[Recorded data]
◇ ◇ ◇ ◇ ◇ ◇ ◇
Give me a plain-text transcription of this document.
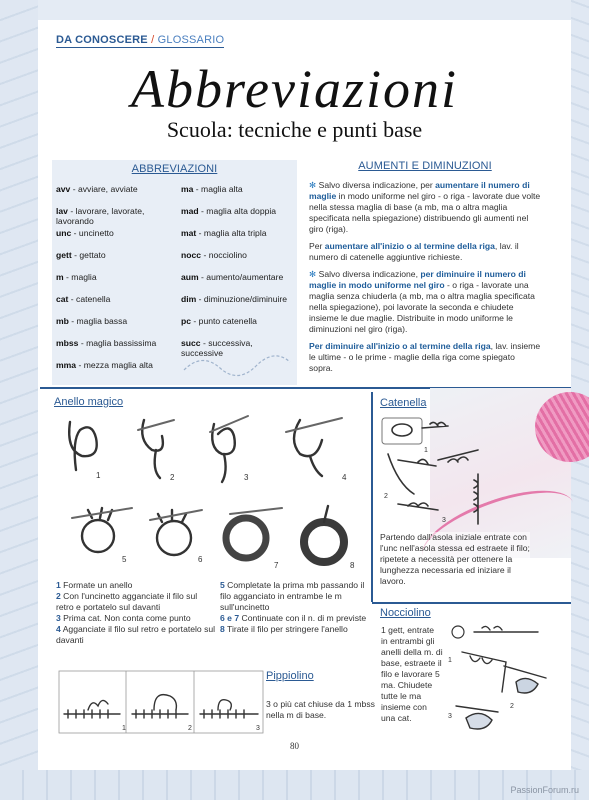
DA CONOSCERE / GLOSSARIO
Abbreviazioni
Scuola: tecniche e punti base
ABBREVIAZIONI
avv - avviare, avviate
lav - lavorare, lavorate, lavorando
unc - uncinetto
gett - gettato
m - maglia
cat - catenella
mb - maglia bassa
mbss - maglia bassissima
mma - mezza maglia alta
ma - maglia alta
mad - maglia alta doppia
mat - maglia alta tripla
nocc - nocciolino
aum - aumento/aumentare
dim - diminuzione/diminuire
pc - punto catenella
succ - successiva, successive
AUMENTI E DIMINUZIONI

✻ Salvo diversa indicazione, per aumentare il numero di maglie in modo uniforme nel giro - o riga - lavorate due volte nella stessa maglia di base (a mb, ma o altra maglia specificata nella spiegazione) distribuendo gli aumenti nel giro (riga).

Per aumentare all'inizio o al termine della riga, lav. il numero di catenelle aggiuntive richieste.

✻ Salvo diversa indicazione, per diminuire il numero di maglie in modo uniforme nel giro - o riga - lavorate una maglia senza chiuderla (a mb, ma o altra maglia specificata nella spiegazione), poi lavorate la seconda e chiudete insieme le due maglie. Distribuite in modo uniforme le diminuzioni nel giro (riga).

Per diminuire all'inizio o al termine della riga, lav. insieme le ultime - o le prime - maglie della riga come spiegato sopra.

Anello magico
1	2	3	4
5	6
7	8
1 Formate un anello
2 Con l'uncinetto agganciate il filo sul retro e portatelo sul davanti
3 Prima cat. Non conta come punto
4 Agganciate il filo sul retro e portatelo sul davanti
5 Completate la prima mb passando il filo agganciato in entrambe le m sull'uncinetto
6 e 7 Continuate con il n. di m previste
8 Tirate il filo per stringere l'anello
Catenella
1
2
3
Partendo dall'asola iniziale entrate con l'unc nell'asola stessa ed estraete il filo; ripetete a necessità per ottenere la lunghezza necessaria ed iniziare il lavoro.
Nocciolino
1 gett, entrate in entrambi gli anelli della m. di base, estraete il filo e lavorare 5 ma. Chiudete tutte le ma insieme con una cat.
1
2
3
Pippiolino
1	2	3
3 o più cat chiuse da 1 mbss nella m di base.
80
PassionForum.ru
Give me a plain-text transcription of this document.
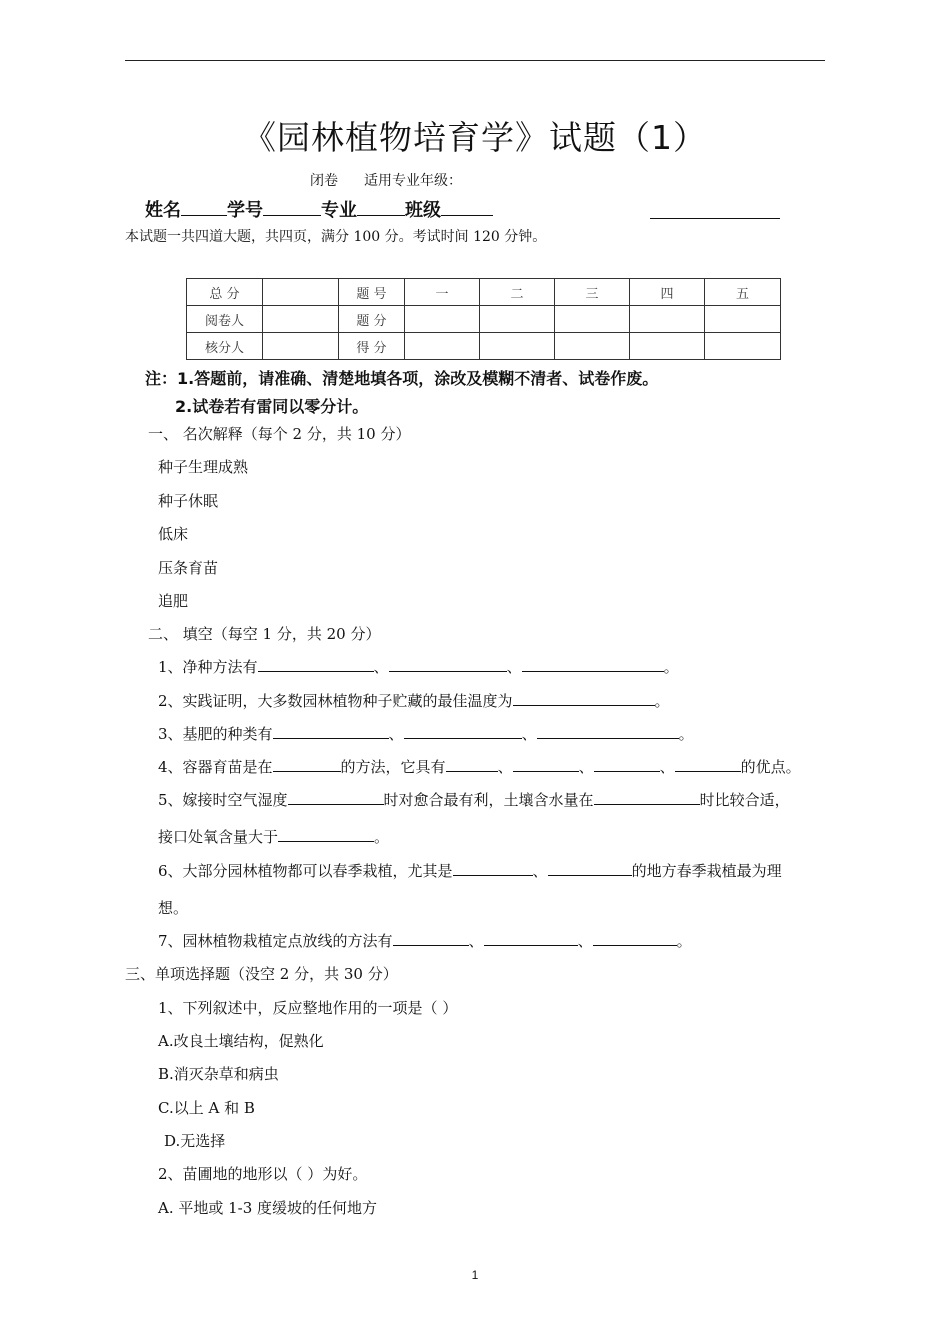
《园林植物培育学》试题（1）
闭卷 适用专业年级：
姓名	学号	专业	班级
本试题一共四道大题，共四页，满分 100 分。考试时间 120 分钟。
总 分		题 号	一	二	三	四	五
阅卷人		题 分					
核分人		得 分					
注：1.答题前，请准确、清楚地填各项，涂改及模糊不清者、试卷作废。
2.试卷若有雷同以零分计。
一、 名次解释（每个 2 分，共 10 分）
种子生理成熟
种子休眠
低床
压条育苗
追肥
二、 填空（每空 1 分，共 20 分）
1、净种方法有	、	、	。
2、实践证明，大多数园林植物种子贮藏的最佳温度为	。
3、基肥的种类有	、	、	。
4、容器育苗是在	的方法，它具有	、	、	、	的优点。
5、嫁接时空气湿度	时对愈合最有利，土壤含水量在	时比较合适，
接口处氧含量大于	。
6、大部分园林植物都可以春季栽植，尤其是	、	的地方春季栽植最为理
想。
7、园林植物栽植定点放线的方法有	、	、	。
三、单项选择题（没空 2 分，共 30 分）
1、下列叙述中，反应整地作用的一项是（ ）
A.改良土壤结构，促熟化
B.消灭杂草和病虫
C.以上 A 和 B
D.无选择
2、苗圃地的地形以（ ）为好。
A. 平地或 1-3 度缓坡的任何地方
1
◇ ◇ ◇ ◇ ◇ ◇ ◇
-- Work to do --
Go through the entries above and pull out each line with "indicazione" in it.

-- Task solution --
✻ Salvo diversa indicazione, per aumentare il numero di maglie in modo uniforme nel giro - o riga - lavorate due volte nella stessa maglia di base (a mb, ma o altra maglia specificata nella spiegazione) distribuendo gli aumenti nel giro (riga).
✻ Salvo diversa indicazione, per diminuire il numero di maglie in modo uniforme nel giro - o riga - lavorate una maglia senza chiuderla (a mb, ma o altra maglia specificata nella spiegazione), poi lavorate la seconda e chiudete insieme le due maglie. Distribuite in modo uniforme le diminuzioni nel giro (riga).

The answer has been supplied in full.